• [Verilen alıştırma 1]: Çapandaz kitabını tanıtan metnin "Türkçe çapmak, Türkistan’da, koşmak" sözleriyle başlayıp "bir şenliği anımsatıyor." sözlerine kadar süren bölümünü hiç değiştirmeden yineleyin.

• [Verilen metin]:
Çapandaz
Tektipleşen her şeye karşı, öz kimliğiyle yaşama mücadelesi içerisinde olanlar için yeni bir başucu kitabı çıktı: Çapandaz.
Çapandaz, kitabın giriş bölümünde, biri Türkçe, diğeri Farsça iki sözün birleşiminden oluşmuştur, diye tanımlanıyor.
Türkçe çapmak, Türkistan’da, koşmak ve bir şeyi keskin bir şeyle tek hamlede enine kesmek anlamlarını içeriyor.
Farsça endaz ise atmak sözünün karşılığı.
Ortaya çıkan birleşik sözcüğe giydirilen anlam, “at çaptırıp, kelle çapan ve neyze atan atlı kişi” diye yeni bir bilmeceye dönüşüyor, Türkiye Türkçesiyle dillerine sınır çizenler için. Oysa uçsuz bucaksız alanda yerleşik Türkistan Türkleri için Çapandaz, çok bilindik ve duyulduğunda anıları calandıran, yüzlerde umutla karışık sevinç çizgileri oluşturan sevimli bir çağrının sesi. Çünkü onlar için Çapandaz, “at koşturup, kelle yaran ve mızrak atan” oyuncuyu, o da özellikle sonbahar mevsiminde oynanan, yiğitlik, dayanıklılık, hız ve en önemlisi bilgi içeren Oğlak Oyunu, Kökpar, Kökbörü, Buzkaşi gibi adlarla bilinen görkemli bir şenliği anımsatıyor.
Ergeş Uçkun
Arslan Küçükyıldız tarafından hazırlanan Çapandaz, Turan şairi ve düşünürü olarak adlandırılan merhum Ergeş Uçkun’un şiirleri, makaleleri, mektupları ve onun hakkında yazılanları içeren bir bilgi hazinesi. Ergeş Uçkun için, Arslan Küçükyıldız, “ömrünü Turan için harcamış kıymetli bir şahsiyetti “ diyor. Kitapta yer alan yazılar, bunu doğrulayan sayısız bilgiyle dolu.

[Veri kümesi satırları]
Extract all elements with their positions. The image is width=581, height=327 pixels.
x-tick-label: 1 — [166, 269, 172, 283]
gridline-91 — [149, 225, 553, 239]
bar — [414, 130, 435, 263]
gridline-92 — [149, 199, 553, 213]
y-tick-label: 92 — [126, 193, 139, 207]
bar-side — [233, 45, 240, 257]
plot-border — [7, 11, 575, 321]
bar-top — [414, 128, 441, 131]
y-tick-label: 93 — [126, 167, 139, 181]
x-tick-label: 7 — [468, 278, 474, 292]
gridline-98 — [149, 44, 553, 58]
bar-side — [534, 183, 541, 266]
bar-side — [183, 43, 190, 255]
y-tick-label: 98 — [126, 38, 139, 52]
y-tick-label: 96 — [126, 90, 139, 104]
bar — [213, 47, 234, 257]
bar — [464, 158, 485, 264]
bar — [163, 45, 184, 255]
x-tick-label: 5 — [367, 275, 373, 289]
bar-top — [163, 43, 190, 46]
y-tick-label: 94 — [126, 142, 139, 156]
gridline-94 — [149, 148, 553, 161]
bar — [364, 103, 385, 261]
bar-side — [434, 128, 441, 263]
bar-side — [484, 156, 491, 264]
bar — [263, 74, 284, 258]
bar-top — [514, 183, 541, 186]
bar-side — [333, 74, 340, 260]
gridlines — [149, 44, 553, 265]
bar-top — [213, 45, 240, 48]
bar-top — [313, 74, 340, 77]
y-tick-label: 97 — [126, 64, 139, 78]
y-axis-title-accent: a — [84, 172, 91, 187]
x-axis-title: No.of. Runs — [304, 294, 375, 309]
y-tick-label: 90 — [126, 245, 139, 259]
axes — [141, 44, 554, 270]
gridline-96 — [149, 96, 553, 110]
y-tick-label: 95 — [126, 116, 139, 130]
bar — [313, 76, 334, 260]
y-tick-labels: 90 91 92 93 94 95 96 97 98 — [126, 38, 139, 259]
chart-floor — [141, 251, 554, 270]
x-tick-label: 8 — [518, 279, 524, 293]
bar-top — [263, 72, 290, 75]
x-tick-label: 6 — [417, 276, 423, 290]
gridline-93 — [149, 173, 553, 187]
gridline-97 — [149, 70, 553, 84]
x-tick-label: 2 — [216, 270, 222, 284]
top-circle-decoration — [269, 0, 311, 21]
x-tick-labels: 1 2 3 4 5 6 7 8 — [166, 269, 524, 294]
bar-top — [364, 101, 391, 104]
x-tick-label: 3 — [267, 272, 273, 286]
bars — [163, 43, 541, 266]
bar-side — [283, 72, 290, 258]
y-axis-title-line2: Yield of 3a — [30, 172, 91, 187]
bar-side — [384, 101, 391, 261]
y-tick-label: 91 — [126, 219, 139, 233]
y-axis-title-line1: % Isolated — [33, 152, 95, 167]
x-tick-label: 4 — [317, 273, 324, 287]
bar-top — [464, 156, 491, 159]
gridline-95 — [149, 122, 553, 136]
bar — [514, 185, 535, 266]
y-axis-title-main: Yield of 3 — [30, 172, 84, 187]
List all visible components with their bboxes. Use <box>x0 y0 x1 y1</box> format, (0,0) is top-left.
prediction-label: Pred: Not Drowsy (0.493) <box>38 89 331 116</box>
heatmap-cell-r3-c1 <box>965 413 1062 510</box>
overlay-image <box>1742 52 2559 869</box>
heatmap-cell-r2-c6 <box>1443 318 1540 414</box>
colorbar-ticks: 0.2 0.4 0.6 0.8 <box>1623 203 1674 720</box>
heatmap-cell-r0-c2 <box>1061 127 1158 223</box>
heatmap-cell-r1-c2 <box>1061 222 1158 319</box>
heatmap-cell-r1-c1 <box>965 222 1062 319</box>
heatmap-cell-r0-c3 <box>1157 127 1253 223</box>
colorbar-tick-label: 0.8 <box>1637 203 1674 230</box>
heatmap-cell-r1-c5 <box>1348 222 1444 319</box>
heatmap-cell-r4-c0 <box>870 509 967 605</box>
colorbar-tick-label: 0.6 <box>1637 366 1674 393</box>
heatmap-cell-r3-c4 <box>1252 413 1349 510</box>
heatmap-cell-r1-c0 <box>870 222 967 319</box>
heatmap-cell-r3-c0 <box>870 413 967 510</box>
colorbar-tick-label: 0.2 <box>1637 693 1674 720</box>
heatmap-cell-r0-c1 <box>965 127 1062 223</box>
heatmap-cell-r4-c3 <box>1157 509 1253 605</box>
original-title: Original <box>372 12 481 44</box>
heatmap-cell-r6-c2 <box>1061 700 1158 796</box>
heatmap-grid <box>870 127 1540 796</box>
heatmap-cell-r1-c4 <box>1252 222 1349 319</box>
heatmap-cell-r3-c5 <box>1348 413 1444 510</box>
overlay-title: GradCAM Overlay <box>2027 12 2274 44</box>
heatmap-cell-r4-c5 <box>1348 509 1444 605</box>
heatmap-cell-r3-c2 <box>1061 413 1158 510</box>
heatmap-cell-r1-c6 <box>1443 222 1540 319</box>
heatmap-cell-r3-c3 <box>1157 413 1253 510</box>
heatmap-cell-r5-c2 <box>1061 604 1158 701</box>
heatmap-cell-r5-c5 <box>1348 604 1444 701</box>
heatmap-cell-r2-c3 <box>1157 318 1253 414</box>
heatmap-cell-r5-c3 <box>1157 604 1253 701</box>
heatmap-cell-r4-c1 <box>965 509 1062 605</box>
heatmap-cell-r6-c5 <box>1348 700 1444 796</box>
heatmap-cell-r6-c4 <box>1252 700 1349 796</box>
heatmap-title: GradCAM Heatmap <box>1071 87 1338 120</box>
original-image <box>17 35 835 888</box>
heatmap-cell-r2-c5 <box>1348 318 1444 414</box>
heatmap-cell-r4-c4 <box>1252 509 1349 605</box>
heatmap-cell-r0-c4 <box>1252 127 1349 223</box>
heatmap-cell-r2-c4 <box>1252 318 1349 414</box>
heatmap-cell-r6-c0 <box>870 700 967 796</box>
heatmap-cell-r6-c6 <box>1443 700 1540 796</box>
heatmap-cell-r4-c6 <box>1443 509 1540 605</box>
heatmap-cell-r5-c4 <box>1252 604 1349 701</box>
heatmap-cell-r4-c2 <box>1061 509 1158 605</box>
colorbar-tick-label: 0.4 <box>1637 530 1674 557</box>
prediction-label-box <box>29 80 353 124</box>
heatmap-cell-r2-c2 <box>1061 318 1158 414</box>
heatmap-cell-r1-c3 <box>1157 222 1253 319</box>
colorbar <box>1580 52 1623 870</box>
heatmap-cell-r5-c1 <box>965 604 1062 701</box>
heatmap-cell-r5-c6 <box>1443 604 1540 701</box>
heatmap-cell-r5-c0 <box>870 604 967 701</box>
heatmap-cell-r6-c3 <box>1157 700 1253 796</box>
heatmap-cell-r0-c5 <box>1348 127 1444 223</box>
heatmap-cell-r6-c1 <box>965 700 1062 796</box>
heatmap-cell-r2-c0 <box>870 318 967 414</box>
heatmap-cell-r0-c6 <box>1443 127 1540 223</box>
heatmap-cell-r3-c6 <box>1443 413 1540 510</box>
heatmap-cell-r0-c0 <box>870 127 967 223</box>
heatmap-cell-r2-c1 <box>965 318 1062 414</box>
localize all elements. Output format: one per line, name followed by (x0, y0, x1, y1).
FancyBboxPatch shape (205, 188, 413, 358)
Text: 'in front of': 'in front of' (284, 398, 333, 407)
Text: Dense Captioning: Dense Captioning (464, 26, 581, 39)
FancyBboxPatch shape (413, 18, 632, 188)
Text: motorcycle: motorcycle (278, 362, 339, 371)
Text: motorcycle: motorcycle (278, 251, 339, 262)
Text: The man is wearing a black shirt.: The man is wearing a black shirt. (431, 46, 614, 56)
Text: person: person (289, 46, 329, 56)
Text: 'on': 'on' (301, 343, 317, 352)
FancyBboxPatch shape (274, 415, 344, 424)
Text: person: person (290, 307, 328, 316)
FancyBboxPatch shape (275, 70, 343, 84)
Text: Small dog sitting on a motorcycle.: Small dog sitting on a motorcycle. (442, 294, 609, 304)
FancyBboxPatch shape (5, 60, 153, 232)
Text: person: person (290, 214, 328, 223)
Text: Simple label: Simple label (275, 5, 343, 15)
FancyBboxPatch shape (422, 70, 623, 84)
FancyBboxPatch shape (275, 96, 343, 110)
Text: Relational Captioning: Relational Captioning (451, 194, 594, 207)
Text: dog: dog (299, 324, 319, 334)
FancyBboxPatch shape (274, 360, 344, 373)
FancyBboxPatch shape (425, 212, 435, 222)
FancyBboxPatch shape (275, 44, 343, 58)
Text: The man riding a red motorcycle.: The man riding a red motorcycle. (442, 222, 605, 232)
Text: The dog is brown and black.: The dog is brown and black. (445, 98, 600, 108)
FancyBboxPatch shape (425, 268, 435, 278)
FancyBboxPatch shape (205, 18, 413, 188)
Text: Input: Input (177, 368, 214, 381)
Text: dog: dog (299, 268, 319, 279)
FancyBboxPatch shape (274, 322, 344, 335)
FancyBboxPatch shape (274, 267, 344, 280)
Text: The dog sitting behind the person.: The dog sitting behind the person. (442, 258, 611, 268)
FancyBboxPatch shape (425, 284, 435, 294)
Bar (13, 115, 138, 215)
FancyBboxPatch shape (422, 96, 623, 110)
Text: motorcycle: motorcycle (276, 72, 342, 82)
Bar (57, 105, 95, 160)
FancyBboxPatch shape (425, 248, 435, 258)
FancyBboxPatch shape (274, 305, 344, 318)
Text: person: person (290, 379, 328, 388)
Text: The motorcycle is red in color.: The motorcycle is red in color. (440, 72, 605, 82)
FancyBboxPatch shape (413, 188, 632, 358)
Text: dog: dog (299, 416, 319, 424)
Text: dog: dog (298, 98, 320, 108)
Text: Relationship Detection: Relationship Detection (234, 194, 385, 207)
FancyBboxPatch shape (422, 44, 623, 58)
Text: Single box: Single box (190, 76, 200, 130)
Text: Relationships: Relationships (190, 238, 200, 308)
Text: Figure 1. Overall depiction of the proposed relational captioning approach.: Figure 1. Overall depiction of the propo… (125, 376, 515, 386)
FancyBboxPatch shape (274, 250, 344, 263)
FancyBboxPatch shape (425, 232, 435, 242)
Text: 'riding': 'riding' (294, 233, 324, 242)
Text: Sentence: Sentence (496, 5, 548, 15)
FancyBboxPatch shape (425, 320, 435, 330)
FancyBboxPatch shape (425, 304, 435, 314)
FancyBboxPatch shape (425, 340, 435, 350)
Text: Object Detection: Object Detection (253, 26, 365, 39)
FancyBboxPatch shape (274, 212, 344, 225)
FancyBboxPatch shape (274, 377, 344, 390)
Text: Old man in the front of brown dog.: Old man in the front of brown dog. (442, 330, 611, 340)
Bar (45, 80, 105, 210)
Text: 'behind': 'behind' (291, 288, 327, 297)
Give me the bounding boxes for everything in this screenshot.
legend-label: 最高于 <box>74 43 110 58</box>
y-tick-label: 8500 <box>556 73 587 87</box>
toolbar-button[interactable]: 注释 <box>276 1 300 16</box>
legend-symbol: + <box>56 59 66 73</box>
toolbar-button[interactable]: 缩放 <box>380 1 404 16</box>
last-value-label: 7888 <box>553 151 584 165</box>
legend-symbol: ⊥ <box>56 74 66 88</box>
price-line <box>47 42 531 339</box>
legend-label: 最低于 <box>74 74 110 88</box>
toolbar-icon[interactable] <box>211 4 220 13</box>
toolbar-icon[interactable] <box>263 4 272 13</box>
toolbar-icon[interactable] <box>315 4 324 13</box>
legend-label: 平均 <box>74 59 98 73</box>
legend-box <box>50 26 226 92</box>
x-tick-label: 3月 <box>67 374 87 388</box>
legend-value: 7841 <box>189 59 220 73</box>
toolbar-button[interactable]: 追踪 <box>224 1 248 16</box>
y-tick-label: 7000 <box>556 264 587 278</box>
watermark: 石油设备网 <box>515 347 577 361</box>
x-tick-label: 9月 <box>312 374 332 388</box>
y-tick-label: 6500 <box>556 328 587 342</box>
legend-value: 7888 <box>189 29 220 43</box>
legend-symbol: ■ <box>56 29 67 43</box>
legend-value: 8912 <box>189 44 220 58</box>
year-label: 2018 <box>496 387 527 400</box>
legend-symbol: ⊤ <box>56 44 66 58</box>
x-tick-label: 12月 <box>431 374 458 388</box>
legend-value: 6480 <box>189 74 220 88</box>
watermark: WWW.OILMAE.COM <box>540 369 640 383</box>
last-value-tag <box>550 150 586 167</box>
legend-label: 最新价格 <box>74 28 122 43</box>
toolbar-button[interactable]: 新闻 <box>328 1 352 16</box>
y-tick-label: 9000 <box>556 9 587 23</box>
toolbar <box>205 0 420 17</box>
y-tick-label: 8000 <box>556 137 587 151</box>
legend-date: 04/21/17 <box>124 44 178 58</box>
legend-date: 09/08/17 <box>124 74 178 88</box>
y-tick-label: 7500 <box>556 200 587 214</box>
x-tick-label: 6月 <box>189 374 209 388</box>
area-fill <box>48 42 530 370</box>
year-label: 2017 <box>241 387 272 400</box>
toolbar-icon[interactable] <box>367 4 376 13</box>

• [Verilen alıştırma 2]: Listenin başından "y-tick-label: 93 — [126, 167, 139, 181]" bulunan satıra kadar (bu satır da dahil) uzanan satırları, "plot-border" yerine "chart-border" yazarak ve gerisini olduğu gibi bırakarak yeniden verin. Yalnızca bu satırları yazın.

• [Görev çıktısı 1]:
Türkçe çapmak, Türkistan’da, koşmak ve bir şeyi keskin bir şeyle tek hamlede enine kesmek anlamlarını içeriyor.
Farsça endaz ise atmak sözünün karşılığı.
Ortaya çıkan birleşik sözcüğe giydirilen anlam, “at çaptırıp, kelle çapan ve neyze atan atlı kişi” diye yeni bir bilmeceye dönüşüyor, Türkiye Türkçesiyle dillerine sınır çizenler için. Oysa uçsuz bucaksız alanda yerleşik Türkistan Türkleri için Çapandaz, çok bilindik ve duyulduğunda anıları calandıran, yüzlerde umutla karışık sevinç çizgileri oluşturan sevimli bir çağrının sesi. Çünkü onlar için Çapandaz, “at koşturup, kelle yaran ve mızrak atan” oyuncuyu, o da özellikle sonbahar mevsiminde oynanan, yiğitlik, dayanıklılık, hız ve en önemlisi bilgi içeren Oğlak Oyunu, Kökpar, Kökbörü, Buzkaşi gibi adlarla bilinen görkemli bir şenliği anımsatıyor.

• [Görev çıktısı 2]:
Extract all elements with their positions. The image is width=581, height=327 pixels.
x-tick-label: 1 — [166, 269, 172, 283]
gridline-91 — [149, 225, 553, 239]
bar — [414, 130, 435, 263]
gridline-92 — [149, 199, 553, 213]
y-tick-label: 92 — [126, 193, 139, 207]
bar-side — [233, 45, 240, 257]
chart-border — [7, 11, 575, 321]
bar-top — [414, 128, 441, 131]
y-tick-label: 93 — [126, 167, 139, 181]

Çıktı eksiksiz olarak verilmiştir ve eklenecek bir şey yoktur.